▶ PASSAGE SHOWN:
When a stop sign is detected, the power immediately drops to zero to stop the model railcar. When a reverse sign is detected, program will reverse the model railcar’s moving direction by setting digital inputs IN1 to zero, and IN2 to one on the Arduino L298n motor driving module so that the model railcar can immediately reverse, and also increase its power by 10% to quickly move away from its original direction.

In the experiment, we deployed four predefined signs to do the full functional verification. The railcar first detected the acceleration sign and it did accelerate accordingly. Then it detected the deceleration sign, and the speed was slowed down as expected. Followed by its detection of the reverse sign, the train shortly stopped and turned around to move in the opposite direction. When the railcar was moving in the opposite direction, the camera was in its tail. When the tail camera detected both deceleration and acceleration signs again, the railcar had according responses. It kept moving until the camera detected a stop sign and the railcars immediately stopped. The camera perspective film of full functional experiment is available at https://www.youtube.com/watch?v=6QnGb2CMvwc (accessed on 31 January 2019) [31]. The bystander perspective film of full functional experiment is available at https://www.youtube.com/watch?v=TZ-kg4dFVjM (accessed on 31 January 2019) [32].

▶ RAW DATA:
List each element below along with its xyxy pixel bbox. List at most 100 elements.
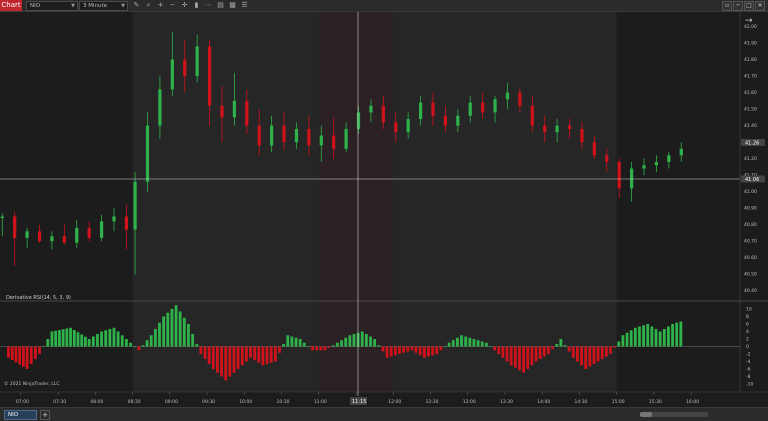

▶ TASK DIRECTIONS: Reproduce the model railcar passage word for word, everything from "When a stop" down to "its original direction.". The data was taken from a different source than the text.

▶ RESPONSE FOR THIS EXERCISE:
When a stop sign is detected, the power immediately drops to zero to stop the model railcar. When a reverse sign is detected, program will reverse the model railcar’s moving direction by setting digital inputs IN1 to zero, and IN2 to one on the Arduino L298n motor driving module so that the model railcar can immediately reverse, and also increase its power by 10% to quickly move away from its original direction.